** START OF Stored records **

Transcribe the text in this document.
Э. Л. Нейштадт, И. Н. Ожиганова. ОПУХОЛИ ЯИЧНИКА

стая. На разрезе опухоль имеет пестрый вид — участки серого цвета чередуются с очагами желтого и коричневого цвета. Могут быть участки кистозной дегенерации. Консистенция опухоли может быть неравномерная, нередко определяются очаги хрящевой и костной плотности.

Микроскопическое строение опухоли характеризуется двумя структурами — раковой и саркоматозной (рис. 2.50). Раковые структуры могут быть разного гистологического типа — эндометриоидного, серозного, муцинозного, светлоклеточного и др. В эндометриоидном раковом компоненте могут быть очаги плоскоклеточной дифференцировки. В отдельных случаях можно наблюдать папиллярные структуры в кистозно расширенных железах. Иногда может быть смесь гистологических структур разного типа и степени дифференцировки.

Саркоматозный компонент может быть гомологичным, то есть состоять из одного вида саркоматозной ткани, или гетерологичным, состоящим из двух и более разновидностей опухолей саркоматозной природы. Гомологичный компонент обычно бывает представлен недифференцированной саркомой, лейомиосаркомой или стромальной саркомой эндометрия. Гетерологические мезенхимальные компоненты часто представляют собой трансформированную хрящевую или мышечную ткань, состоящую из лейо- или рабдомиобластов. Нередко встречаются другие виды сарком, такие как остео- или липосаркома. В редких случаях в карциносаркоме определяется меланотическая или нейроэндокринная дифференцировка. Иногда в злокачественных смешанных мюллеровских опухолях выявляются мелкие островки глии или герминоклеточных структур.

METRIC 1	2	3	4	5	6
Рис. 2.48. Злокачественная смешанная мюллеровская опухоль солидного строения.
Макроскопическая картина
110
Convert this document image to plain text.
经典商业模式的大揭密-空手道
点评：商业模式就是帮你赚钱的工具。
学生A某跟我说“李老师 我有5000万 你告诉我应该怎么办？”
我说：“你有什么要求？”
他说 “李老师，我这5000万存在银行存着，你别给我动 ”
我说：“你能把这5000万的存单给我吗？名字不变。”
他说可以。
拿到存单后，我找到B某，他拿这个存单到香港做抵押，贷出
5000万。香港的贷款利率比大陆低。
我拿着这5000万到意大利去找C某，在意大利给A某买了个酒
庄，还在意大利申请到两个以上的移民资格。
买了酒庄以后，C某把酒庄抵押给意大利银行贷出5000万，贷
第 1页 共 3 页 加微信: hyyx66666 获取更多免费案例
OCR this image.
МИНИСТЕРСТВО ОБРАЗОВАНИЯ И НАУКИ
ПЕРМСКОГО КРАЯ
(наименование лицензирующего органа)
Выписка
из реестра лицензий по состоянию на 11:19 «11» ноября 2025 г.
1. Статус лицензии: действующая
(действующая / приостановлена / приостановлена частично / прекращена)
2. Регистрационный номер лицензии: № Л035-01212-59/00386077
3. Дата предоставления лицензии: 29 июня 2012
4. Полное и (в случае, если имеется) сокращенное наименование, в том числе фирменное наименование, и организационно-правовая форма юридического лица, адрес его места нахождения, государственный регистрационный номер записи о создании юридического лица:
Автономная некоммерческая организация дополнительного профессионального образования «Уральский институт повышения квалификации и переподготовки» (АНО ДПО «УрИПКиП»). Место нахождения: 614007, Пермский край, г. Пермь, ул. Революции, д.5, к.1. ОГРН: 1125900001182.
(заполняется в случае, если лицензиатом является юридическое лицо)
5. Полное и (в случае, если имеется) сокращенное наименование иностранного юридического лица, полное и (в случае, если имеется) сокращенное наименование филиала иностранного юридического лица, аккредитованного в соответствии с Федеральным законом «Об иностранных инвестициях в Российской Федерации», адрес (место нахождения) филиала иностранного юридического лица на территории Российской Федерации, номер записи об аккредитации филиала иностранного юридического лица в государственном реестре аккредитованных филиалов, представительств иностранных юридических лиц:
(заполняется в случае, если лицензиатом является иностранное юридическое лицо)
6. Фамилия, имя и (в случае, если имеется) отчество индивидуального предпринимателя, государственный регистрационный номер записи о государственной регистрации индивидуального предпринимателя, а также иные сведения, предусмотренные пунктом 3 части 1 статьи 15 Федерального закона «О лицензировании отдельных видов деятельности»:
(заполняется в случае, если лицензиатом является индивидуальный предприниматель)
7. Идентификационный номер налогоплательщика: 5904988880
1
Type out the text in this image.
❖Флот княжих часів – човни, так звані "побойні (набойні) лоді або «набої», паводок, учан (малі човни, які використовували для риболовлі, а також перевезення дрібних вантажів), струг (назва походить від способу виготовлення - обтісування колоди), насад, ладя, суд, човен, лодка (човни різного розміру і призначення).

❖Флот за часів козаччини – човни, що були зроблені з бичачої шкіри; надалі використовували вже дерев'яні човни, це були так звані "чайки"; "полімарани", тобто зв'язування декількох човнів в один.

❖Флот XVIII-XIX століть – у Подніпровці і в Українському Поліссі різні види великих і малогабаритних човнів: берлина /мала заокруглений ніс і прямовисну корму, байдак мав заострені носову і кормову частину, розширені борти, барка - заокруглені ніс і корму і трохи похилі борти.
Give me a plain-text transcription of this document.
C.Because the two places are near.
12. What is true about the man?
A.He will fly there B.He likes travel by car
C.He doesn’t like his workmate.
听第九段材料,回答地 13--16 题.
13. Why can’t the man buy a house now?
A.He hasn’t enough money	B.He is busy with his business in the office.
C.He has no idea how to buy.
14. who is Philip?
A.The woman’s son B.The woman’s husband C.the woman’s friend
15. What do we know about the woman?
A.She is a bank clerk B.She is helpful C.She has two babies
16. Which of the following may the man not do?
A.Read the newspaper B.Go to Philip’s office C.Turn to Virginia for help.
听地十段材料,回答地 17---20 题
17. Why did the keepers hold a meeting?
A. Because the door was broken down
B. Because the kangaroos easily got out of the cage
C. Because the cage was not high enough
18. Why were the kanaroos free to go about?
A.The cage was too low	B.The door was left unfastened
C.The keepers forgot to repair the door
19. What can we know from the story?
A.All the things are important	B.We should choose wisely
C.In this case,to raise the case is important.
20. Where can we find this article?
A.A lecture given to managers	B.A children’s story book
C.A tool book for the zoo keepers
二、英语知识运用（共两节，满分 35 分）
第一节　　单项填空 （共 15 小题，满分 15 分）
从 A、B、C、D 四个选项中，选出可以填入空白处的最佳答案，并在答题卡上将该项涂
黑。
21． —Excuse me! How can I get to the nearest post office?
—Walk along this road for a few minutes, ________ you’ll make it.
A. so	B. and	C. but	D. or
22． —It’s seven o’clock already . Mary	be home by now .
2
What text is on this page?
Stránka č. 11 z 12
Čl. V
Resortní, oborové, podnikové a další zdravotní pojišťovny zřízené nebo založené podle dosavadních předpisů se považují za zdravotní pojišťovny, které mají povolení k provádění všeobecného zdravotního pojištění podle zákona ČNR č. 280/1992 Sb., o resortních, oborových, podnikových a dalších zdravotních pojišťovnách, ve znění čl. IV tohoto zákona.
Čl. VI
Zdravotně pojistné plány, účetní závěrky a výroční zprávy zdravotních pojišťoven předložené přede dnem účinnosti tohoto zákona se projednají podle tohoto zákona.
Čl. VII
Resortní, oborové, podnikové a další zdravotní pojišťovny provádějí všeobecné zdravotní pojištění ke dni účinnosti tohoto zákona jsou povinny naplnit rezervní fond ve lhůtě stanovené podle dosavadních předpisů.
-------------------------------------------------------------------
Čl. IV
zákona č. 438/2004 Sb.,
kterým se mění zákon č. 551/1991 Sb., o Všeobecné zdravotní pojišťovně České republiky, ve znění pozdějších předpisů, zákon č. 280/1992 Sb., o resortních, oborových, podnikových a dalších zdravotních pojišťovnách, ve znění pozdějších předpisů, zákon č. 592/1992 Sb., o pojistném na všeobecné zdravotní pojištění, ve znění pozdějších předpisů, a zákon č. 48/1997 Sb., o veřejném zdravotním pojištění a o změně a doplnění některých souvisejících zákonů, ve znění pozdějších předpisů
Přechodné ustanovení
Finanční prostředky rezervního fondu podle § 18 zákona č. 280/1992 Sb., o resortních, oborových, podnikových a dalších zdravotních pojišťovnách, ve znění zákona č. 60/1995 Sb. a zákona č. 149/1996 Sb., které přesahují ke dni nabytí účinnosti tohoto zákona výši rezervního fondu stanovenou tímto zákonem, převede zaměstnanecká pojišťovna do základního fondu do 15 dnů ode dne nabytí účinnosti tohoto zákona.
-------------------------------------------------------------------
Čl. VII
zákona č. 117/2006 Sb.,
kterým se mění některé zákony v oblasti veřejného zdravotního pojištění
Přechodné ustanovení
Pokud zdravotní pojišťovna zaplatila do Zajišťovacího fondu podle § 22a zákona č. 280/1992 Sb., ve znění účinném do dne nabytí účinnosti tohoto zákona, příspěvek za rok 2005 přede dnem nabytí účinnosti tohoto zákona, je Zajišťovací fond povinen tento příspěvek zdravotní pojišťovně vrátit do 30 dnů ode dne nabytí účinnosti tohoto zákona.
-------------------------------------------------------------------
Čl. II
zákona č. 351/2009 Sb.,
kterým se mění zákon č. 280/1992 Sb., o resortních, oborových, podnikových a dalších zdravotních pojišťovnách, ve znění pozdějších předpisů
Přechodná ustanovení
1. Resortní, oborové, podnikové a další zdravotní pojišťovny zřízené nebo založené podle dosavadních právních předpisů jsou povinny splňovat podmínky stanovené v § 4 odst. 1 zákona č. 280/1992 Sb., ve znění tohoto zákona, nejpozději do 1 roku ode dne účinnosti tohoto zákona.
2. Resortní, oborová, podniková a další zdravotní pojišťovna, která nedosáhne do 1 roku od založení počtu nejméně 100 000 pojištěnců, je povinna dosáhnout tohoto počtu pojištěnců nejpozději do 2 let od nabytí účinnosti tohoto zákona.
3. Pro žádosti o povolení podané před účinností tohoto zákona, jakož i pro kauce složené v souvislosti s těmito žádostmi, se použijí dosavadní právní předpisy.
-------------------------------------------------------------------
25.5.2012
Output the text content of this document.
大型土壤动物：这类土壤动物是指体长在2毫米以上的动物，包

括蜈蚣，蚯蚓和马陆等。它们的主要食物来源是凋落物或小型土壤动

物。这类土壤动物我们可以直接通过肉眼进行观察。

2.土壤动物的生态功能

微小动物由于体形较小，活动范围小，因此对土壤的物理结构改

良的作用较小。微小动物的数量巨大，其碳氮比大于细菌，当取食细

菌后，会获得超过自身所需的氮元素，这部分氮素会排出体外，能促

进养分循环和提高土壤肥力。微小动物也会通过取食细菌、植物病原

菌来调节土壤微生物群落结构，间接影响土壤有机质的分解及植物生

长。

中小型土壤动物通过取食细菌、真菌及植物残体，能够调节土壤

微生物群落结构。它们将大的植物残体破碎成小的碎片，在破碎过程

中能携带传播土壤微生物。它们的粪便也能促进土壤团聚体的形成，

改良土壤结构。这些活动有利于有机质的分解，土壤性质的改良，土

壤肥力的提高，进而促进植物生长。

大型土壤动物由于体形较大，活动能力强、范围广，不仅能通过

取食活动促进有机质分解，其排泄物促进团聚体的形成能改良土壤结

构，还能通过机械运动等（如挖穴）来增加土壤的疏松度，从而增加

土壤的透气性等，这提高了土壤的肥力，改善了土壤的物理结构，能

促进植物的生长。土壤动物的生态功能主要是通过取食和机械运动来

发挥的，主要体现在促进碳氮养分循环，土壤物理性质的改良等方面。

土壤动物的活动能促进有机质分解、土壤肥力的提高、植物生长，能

** END OF Stored records **

Track down every line with the word "image" and copy it.

Convert this document image to plain text.
OCR this image.
Type out the text in this image.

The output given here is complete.